The robot prototype invented in the laboratories of the University of Pennsylvania’s School of Engineering and Applied Science recharges by chowing down scrap metal as it moves around.
The new approach embodies an attractive alternative to lithium-ion batteries, as it will allow robots to recharge on-the-go by consuming parts of nearby metal surfaces, say the researchers.
The engineers have designed a robot prototype that ‘eats’ metal to harvest energy. Although the smart robot still has much to evolve, it works well. The innovation consists of a small hydrogel dragged behind a miniature motorised vehicle. The hydrogel works as an electrolyte, so that nearby metal surfaces act as the anode of a battery, Springwise reports.
The idea of robot that ‘eats’ metal as simple as genial. This allows electrons to flow to the cathode and produce different energy densities, depending on their individual potential for oxidation. The vehicle also has a small reservoir that provides water to the hydrogel to prevent it from drying out.

• Data excerpts:
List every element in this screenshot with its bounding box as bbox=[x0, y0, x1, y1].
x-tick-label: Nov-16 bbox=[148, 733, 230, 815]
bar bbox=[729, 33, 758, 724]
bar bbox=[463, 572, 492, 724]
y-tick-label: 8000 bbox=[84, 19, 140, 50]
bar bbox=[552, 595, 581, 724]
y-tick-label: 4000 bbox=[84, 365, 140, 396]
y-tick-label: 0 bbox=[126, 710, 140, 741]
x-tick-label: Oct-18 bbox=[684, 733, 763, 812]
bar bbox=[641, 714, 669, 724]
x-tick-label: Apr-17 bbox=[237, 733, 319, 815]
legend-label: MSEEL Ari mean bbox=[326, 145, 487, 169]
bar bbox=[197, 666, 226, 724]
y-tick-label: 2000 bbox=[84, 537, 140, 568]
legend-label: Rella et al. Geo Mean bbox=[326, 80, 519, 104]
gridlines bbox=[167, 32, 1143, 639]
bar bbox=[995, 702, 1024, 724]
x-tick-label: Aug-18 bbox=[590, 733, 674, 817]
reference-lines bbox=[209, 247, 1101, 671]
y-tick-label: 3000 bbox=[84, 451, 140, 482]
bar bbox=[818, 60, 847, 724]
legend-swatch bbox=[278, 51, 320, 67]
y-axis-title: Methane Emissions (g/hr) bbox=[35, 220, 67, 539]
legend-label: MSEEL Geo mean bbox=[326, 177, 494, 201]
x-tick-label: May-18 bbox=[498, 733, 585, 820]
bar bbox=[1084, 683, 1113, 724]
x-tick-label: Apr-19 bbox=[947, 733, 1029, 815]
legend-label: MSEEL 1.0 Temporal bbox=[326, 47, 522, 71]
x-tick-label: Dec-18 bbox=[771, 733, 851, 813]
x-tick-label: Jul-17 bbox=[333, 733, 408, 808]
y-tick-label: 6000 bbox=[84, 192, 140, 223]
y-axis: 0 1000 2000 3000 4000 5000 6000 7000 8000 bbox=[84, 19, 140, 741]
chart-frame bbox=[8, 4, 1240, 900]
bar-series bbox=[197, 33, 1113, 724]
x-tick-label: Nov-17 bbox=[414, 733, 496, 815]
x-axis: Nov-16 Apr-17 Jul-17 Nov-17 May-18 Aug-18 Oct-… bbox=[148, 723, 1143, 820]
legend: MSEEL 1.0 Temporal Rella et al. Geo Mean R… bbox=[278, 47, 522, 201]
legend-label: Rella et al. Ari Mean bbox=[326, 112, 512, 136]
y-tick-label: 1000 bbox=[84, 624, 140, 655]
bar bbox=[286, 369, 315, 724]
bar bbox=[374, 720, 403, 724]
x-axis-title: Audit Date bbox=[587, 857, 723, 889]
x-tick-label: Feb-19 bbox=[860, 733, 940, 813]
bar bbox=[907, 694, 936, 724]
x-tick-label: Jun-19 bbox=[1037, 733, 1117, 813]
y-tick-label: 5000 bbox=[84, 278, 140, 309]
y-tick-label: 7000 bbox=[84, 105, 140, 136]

• Exercise details: Extend the piece on the robot prototype that eats metal for energy, starting right after its final sentence.

• Exercise output:
Smart robot accumulates energy, producing different energy densities
In fact, a major hurdle for present robots in real-world environments is that they rely on batteries which store energy internally and have the issue of being heavy and offering a limited supply.
“This approach is similar to the way we humans get energy. We have to eat fuel, breathe oxygen and drink water. Our device enables the same capability for robots, except they ‘eat’ metal as a fuel, breathe oxygen, and drink water,” James Pikul, Assistant Professor in the Department of Mechanical Engineering and Applied Mechanics, said.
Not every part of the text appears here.